Work out the number of lines containing "fiat". Answer with nothing but that number.

Exercise data:
>> BEGIN

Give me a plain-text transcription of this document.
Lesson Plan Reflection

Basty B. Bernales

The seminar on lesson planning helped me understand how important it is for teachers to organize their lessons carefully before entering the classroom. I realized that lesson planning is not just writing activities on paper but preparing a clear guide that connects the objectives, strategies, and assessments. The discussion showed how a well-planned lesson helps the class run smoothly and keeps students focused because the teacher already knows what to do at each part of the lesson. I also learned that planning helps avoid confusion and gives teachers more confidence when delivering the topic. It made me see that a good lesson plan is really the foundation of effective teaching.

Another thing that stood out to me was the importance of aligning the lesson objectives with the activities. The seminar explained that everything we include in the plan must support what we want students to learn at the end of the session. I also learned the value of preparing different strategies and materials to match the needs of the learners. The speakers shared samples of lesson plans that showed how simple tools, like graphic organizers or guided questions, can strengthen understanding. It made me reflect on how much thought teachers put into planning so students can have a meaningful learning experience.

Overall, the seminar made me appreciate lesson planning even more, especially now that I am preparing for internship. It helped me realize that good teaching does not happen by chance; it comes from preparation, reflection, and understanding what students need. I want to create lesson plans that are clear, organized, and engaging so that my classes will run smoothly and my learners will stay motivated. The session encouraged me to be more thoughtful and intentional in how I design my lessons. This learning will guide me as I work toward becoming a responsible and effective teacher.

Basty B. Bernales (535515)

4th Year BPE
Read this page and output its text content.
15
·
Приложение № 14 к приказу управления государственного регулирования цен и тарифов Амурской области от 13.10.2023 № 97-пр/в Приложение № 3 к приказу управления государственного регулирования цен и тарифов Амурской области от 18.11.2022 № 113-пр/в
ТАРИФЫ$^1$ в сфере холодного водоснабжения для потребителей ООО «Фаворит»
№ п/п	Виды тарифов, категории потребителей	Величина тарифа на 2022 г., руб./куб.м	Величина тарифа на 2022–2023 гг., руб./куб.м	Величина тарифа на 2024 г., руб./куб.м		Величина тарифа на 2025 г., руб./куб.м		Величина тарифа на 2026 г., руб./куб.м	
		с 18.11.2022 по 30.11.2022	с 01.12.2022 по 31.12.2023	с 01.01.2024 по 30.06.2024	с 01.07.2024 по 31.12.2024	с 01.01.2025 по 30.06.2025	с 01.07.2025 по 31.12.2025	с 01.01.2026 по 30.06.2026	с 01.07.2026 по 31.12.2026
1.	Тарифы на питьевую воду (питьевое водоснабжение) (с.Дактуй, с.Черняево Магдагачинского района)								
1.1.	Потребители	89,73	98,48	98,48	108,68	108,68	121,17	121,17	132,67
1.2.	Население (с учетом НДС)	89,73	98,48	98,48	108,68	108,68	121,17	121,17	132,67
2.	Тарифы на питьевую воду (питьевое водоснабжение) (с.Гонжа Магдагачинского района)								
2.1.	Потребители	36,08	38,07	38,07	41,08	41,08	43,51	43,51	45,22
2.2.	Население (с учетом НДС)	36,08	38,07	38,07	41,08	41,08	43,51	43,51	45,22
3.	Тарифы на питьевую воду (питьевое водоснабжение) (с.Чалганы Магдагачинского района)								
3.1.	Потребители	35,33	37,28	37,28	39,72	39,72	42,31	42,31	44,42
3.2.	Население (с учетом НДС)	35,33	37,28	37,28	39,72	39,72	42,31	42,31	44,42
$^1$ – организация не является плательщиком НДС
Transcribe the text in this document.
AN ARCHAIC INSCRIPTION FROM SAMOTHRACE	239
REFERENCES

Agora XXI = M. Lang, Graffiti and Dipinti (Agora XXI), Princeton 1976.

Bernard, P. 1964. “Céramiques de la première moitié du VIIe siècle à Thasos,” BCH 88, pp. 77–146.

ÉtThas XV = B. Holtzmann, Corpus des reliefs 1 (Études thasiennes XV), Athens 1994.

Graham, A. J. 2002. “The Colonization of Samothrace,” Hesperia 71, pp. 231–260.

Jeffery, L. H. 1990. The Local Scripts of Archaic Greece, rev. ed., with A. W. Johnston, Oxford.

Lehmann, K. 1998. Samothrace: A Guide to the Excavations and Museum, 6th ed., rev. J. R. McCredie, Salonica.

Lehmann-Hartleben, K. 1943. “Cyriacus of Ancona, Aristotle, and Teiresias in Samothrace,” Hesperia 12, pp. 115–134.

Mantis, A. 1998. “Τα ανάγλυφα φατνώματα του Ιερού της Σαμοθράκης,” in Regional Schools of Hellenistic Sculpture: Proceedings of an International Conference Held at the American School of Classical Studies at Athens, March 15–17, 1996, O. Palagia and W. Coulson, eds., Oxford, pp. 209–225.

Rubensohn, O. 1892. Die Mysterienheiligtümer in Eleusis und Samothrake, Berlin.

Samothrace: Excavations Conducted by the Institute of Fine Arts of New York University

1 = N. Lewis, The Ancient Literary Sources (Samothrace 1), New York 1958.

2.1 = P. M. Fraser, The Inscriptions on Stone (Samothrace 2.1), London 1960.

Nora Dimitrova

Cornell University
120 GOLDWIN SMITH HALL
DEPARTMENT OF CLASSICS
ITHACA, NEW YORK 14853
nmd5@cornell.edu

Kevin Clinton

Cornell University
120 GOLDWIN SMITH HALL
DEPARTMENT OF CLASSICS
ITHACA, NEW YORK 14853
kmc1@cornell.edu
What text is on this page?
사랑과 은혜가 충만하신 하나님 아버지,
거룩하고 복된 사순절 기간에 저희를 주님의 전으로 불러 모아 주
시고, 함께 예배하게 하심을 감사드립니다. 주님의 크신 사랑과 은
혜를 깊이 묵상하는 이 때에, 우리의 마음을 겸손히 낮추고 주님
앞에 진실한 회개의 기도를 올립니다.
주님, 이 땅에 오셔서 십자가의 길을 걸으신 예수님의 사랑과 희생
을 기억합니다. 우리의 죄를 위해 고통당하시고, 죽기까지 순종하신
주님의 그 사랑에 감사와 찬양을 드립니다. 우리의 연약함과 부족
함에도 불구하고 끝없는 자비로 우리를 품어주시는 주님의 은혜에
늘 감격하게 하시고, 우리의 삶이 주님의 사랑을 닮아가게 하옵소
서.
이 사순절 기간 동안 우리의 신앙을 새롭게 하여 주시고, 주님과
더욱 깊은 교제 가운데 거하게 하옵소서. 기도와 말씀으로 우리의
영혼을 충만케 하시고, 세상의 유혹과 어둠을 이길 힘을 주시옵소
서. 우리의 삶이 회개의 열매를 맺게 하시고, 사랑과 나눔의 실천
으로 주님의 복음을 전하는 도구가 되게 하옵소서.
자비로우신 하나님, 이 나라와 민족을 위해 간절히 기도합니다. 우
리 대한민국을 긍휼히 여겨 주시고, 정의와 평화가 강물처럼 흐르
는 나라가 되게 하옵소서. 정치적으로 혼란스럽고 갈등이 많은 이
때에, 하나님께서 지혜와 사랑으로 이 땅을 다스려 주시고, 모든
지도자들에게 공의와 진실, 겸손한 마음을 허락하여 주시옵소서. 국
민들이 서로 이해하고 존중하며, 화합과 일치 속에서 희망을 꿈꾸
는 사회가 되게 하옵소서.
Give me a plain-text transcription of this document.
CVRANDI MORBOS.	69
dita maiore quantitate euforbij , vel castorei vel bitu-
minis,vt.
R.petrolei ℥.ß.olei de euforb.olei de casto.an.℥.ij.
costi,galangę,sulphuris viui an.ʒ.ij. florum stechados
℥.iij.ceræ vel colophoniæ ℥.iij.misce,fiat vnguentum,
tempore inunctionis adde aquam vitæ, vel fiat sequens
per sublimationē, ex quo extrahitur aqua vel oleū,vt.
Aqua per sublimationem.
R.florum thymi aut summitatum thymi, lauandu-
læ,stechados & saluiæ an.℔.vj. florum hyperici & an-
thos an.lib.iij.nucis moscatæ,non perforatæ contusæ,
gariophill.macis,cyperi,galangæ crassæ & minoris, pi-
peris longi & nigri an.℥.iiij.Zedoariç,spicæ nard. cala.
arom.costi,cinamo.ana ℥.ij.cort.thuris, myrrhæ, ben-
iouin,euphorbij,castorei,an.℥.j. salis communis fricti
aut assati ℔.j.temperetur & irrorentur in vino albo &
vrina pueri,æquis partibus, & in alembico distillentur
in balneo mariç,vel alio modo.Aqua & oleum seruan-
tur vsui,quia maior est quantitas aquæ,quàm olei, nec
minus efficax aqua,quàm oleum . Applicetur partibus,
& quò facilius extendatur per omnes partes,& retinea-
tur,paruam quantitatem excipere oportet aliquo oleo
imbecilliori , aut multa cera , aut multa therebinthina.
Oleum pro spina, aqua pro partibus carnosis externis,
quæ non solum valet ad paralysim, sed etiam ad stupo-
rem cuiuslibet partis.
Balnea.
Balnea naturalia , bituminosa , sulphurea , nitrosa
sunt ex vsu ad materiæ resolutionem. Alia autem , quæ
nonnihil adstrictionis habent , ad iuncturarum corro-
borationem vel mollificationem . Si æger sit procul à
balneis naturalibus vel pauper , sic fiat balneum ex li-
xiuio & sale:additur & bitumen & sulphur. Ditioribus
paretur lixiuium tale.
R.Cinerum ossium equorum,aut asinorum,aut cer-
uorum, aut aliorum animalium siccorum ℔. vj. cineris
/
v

>> END

Solution: 3